◆ **Work to be completed**
In the listing below, identify each line with the word "Theories" and return those lines.
******************************
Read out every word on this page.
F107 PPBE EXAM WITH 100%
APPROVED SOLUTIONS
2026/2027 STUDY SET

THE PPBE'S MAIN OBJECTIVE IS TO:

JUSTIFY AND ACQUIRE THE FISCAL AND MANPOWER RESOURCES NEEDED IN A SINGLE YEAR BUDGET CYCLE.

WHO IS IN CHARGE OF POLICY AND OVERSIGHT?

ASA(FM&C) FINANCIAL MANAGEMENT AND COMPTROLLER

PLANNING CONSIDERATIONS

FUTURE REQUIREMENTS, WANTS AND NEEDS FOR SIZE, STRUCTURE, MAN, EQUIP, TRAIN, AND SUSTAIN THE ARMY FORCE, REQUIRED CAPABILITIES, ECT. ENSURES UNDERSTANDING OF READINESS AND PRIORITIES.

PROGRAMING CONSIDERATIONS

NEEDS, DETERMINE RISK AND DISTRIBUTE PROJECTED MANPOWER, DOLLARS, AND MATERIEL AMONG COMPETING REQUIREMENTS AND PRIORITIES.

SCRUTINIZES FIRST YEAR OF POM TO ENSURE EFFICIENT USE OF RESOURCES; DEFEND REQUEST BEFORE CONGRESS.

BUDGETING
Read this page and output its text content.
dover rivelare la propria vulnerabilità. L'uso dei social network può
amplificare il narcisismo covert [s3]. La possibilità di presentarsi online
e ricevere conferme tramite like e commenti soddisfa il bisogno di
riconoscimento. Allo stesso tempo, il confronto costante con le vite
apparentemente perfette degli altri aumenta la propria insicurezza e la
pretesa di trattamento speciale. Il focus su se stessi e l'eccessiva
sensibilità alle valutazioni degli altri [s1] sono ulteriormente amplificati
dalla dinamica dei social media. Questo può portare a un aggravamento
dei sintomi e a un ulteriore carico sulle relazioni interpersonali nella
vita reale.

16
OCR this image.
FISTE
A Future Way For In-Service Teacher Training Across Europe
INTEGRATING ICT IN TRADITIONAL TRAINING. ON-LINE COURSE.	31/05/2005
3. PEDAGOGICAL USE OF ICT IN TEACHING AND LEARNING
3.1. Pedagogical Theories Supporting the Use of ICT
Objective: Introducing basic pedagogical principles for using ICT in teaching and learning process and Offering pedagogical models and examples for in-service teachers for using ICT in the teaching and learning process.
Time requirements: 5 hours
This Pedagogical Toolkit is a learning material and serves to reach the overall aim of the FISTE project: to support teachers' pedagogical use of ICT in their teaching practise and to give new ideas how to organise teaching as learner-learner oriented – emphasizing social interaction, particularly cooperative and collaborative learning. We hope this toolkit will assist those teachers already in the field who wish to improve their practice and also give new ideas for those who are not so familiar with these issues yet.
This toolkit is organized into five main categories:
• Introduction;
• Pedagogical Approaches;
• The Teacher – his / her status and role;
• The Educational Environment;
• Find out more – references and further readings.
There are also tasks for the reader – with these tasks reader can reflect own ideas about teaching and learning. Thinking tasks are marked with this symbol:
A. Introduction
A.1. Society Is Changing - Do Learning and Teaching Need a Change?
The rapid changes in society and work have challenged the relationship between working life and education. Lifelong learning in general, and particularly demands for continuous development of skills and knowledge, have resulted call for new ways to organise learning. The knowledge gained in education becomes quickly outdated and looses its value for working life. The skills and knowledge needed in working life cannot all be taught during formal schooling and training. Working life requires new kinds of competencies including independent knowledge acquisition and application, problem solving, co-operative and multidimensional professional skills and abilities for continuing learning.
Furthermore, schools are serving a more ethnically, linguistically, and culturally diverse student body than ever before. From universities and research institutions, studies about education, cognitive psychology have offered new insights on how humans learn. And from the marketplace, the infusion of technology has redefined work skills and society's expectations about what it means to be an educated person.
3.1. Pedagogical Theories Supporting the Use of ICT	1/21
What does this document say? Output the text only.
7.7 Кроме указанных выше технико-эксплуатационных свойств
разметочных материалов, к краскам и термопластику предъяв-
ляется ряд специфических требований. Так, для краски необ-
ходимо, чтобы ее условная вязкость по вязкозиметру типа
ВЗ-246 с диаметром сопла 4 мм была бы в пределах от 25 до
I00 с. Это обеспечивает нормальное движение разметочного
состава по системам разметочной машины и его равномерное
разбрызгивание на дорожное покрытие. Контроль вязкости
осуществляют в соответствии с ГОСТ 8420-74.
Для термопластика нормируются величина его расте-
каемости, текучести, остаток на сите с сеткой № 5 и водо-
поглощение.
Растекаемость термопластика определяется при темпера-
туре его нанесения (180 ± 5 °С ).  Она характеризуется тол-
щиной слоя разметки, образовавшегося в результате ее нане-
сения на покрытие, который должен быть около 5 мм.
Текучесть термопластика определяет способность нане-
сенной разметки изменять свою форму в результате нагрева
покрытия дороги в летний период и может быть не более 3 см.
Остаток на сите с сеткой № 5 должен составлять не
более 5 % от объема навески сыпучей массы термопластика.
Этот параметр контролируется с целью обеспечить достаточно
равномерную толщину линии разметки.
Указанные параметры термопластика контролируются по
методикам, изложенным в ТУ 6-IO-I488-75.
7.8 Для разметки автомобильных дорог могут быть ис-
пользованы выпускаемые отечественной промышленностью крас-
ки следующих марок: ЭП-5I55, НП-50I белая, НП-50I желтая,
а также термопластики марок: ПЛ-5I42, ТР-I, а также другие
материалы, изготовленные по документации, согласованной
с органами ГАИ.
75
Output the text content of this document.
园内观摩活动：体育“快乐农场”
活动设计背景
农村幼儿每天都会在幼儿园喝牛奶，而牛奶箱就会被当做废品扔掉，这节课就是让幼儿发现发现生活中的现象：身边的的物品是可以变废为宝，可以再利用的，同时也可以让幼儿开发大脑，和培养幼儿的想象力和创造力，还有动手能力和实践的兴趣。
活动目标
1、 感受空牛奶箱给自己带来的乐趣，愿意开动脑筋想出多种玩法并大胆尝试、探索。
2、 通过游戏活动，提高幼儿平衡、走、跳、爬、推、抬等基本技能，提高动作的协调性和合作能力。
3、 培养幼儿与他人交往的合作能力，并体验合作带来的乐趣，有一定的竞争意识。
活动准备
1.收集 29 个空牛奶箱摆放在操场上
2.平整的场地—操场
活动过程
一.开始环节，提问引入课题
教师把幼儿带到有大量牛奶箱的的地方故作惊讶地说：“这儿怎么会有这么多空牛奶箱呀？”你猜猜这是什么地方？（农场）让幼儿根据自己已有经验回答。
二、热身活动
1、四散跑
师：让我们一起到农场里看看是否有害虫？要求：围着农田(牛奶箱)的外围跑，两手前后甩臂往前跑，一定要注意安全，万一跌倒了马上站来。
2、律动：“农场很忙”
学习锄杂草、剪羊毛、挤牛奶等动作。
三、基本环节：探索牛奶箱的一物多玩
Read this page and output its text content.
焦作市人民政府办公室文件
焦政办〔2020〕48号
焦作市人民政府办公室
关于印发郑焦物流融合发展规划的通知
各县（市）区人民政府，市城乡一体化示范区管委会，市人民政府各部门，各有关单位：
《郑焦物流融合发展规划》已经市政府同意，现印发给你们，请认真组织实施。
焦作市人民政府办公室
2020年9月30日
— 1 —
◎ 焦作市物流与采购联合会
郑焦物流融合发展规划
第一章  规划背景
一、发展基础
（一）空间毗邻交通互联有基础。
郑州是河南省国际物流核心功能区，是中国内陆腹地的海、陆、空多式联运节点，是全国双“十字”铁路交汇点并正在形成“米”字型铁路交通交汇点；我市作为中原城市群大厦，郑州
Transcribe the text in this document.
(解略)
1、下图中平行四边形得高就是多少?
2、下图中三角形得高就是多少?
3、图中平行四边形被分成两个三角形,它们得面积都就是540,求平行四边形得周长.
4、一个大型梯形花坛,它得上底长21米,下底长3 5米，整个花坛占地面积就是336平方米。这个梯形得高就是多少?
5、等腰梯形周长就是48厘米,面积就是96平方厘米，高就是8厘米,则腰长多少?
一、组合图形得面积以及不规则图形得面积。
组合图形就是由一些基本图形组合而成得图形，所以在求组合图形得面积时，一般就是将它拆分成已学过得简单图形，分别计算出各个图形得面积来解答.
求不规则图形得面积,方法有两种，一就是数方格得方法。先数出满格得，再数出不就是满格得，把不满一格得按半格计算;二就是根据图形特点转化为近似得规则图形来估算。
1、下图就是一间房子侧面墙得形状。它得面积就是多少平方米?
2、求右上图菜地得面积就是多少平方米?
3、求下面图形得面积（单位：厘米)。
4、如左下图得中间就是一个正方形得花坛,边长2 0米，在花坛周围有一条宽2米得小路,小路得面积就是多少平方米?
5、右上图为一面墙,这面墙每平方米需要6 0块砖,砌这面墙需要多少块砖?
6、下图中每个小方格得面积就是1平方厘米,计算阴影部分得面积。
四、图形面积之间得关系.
******************************
◆ **Output for this task**
3.1. Pedagogical Theories Supporting the Use of ICT
3.1. Pedagogical Theories Supporting the Use of ICT	1/21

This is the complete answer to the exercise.